• [Task directions] Copy every line from the material below that holds "name".

• [Data for this task]
▽

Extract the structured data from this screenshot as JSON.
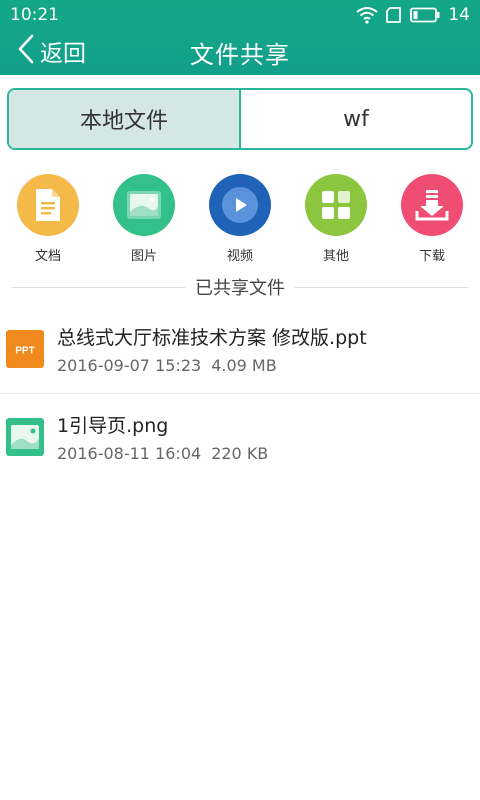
{
  "status_bar": {
    "time": "10:21",
    "battery": "14"
  },
  "nav": {
    "back_label": "返回",
    "title": "文件共享"
  },
  "tabs": [
    {
      "label": "本地文件",
      "active": true
    },
    {
      "label": "wf",
      "active": false
    }
  ],
  "categories": [
    {
      "label": "文档",
      "icon": "document-icon",
      "color": "#f5b94a"
    },
    {
      "label": "图片",
      "icon": "image-icon",
      "color": "#33c08a"
    },
    {
      "label": "视频",
      "icon": "video-icon",
      "color": "#1f62b8"
    },
    {
      "label": "其他",
      "icon": "grid-icon",
      "color": "#8cc63f"
    },
    {
      "label": "下载",
      "icon": "download-icon",
      "color": "#ef4d74"
    }
  ],
  "shared_section_title": "已共享文件",
  "files": [
    {
      "name": "总线式大厅标准技术方案 修改版.ppt",
      "date": "2016-09-07 15:23",
      "size": "4.09 MB",
      "icon": "ppt-file-icon",
      "icon_text": "PPT",
      "icon_color": "#f08a1c"
    },
    {
      "name": "1引导页.png",
      "date": "2016-08-11 16:04",
      "size": "220 KB",
      "icon": "image-file-icon",
      "icon_color": "#33c08a"
    }
  ]
}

△

• [Full solution]
      "name": "总线式大厅标准技术方案 修改版.ppt",
      "name": "1引导页.png",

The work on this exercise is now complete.